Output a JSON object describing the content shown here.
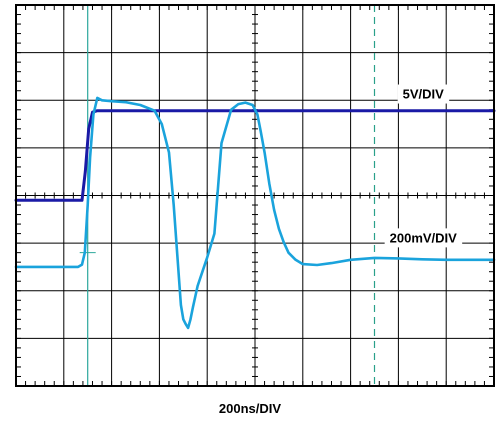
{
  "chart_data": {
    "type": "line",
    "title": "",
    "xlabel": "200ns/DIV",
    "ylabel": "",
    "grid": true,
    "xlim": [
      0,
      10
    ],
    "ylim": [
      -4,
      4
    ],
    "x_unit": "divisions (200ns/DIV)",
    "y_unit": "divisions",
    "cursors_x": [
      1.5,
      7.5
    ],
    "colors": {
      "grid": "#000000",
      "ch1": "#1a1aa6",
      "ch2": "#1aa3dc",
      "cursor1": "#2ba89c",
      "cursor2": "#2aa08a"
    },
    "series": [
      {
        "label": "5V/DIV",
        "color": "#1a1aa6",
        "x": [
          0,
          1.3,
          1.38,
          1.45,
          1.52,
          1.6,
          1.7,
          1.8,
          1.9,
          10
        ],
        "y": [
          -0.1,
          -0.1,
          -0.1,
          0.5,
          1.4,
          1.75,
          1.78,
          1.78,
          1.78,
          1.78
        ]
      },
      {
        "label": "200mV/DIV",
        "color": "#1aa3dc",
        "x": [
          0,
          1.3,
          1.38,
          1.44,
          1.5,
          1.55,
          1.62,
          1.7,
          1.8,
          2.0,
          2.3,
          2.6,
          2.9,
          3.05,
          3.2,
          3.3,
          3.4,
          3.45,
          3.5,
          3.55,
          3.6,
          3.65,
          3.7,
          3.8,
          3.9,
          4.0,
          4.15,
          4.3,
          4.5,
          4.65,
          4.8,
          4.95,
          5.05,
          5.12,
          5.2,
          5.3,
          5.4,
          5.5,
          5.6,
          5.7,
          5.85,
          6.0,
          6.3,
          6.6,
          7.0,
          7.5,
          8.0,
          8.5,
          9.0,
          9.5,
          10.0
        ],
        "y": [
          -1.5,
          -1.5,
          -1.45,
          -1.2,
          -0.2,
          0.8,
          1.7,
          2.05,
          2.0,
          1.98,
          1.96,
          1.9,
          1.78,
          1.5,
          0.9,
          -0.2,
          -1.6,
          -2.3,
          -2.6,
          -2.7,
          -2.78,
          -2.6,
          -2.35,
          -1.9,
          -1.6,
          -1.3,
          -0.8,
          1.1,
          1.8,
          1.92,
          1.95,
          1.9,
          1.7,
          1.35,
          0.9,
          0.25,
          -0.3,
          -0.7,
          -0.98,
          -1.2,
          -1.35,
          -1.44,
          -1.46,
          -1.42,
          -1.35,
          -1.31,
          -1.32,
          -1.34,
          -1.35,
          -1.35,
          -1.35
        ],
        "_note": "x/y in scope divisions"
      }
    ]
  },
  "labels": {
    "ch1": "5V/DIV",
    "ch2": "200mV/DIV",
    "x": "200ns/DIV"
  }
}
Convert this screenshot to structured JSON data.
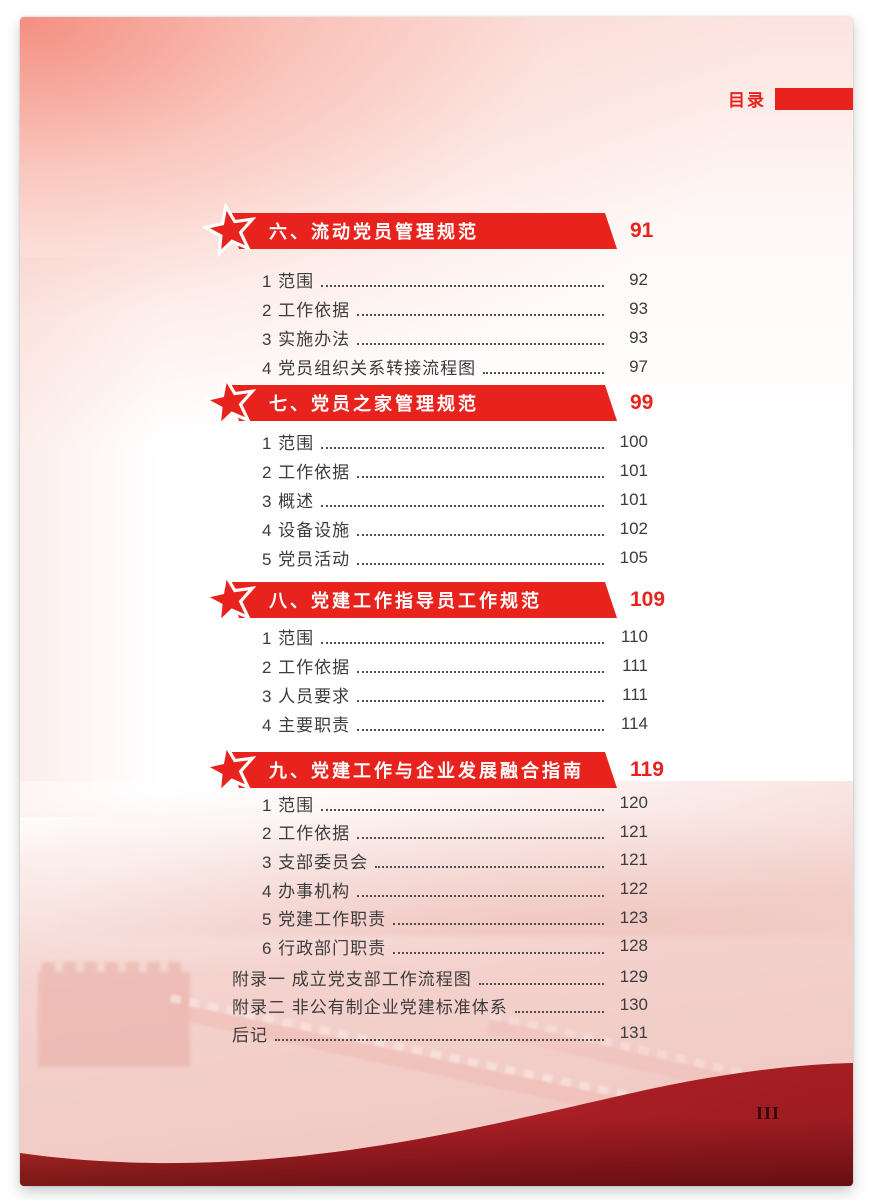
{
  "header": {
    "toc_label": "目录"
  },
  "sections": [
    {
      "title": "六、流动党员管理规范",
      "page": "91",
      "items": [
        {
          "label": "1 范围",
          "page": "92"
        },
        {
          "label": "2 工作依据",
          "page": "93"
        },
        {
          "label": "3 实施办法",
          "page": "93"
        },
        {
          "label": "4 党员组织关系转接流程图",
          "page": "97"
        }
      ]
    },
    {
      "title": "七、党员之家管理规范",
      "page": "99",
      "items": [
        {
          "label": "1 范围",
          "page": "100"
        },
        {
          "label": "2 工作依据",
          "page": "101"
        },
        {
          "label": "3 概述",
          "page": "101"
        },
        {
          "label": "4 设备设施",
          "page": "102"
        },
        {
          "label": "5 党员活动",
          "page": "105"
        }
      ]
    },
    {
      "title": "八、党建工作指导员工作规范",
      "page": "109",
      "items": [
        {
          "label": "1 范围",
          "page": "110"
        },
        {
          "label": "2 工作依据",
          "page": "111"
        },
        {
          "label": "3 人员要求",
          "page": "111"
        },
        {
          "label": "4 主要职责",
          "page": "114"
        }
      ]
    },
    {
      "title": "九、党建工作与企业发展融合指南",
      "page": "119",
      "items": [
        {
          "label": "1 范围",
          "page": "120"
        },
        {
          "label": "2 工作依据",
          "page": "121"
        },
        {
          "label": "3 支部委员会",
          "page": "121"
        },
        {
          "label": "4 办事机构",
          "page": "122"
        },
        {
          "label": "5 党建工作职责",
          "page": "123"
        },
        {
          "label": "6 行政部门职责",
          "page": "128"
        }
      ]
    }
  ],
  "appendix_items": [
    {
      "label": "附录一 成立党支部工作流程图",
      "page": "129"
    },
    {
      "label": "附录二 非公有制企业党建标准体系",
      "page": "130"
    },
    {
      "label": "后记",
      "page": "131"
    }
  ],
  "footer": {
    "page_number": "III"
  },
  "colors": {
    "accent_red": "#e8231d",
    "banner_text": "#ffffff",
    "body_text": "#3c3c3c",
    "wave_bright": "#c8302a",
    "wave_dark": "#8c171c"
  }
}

___

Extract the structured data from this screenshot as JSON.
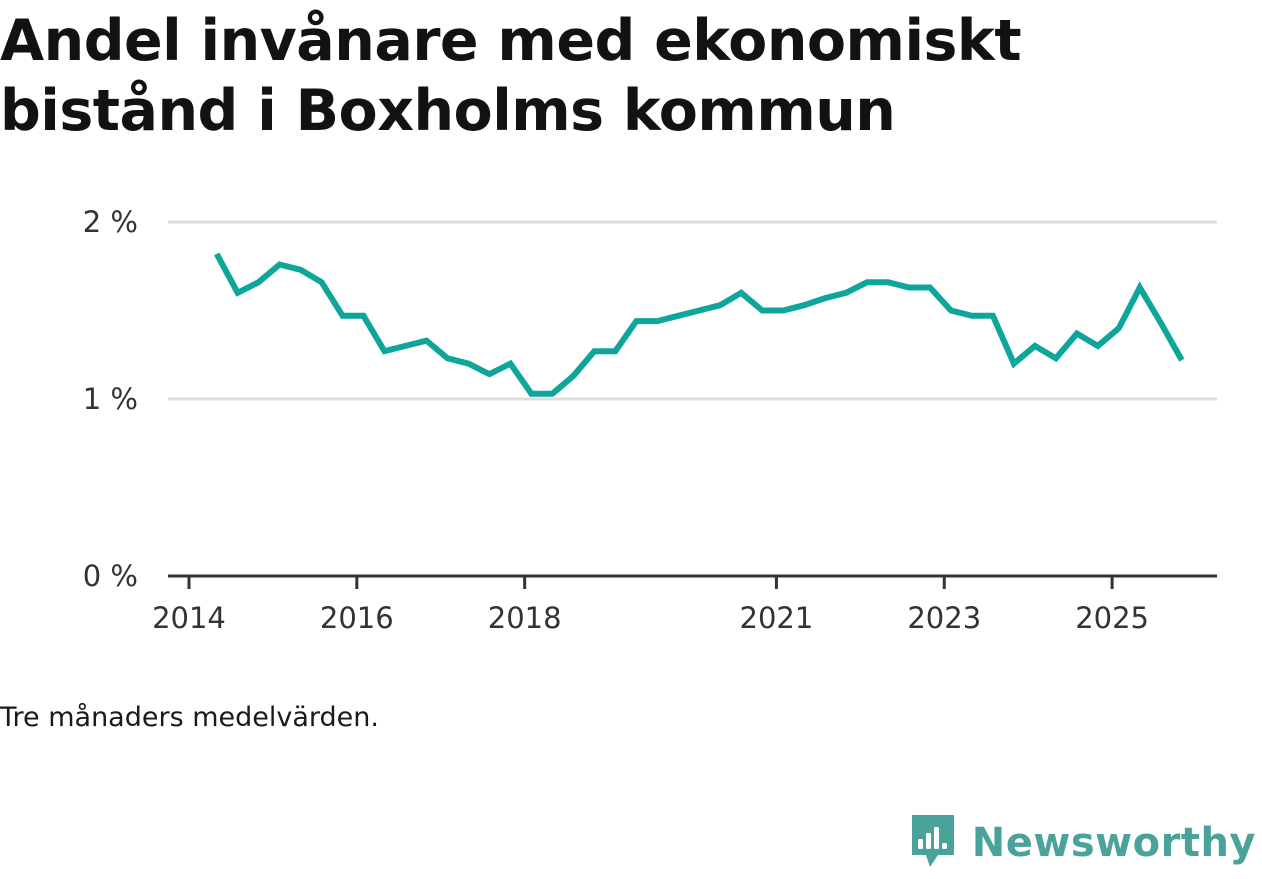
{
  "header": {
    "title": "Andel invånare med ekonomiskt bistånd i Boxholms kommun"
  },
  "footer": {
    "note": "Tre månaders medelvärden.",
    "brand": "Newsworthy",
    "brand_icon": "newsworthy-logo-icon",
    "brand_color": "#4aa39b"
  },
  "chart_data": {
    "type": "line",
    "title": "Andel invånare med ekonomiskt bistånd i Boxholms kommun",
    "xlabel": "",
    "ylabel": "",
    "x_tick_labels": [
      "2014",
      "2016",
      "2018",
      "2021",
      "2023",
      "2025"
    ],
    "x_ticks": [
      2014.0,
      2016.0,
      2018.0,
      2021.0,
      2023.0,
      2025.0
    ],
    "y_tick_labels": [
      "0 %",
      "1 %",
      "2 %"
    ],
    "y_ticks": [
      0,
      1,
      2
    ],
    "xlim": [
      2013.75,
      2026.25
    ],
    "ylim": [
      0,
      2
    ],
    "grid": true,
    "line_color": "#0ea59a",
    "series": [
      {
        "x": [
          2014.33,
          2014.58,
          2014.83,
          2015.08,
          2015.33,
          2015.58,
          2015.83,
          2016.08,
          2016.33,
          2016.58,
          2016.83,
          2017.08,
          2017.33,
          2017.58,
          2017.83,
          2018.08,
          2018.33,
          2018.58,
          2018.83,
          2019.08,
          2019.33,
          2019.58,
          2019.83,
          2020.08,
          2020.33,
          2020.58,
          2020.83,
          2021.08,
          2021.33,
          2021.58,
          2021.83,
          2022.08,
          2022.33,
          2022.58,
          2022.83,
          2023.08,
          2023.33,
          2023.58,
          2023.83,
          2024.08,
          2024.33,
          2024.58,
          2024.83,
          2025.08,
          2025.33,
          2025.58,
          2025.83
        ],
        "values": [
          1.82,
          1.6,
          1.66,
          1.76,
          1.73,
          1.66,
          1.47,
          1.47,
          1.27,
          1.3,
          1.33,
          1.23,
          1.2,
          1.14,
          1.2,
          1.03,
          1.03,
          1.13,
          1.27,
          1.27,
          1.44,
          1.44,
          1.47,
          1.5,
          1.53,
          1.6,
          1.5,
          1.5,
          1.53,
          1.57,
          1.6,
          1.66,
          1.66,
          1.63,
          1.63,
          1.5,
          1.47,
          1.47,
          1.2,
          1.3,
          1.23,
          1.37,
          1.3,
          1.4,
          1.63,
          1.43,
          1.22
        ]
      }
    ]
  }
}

___

→ **TASK DETAILS**: Among the entries above, how many lines include the word "divisions"? Give the number with no comment.

→ **TASK RESULT**: 3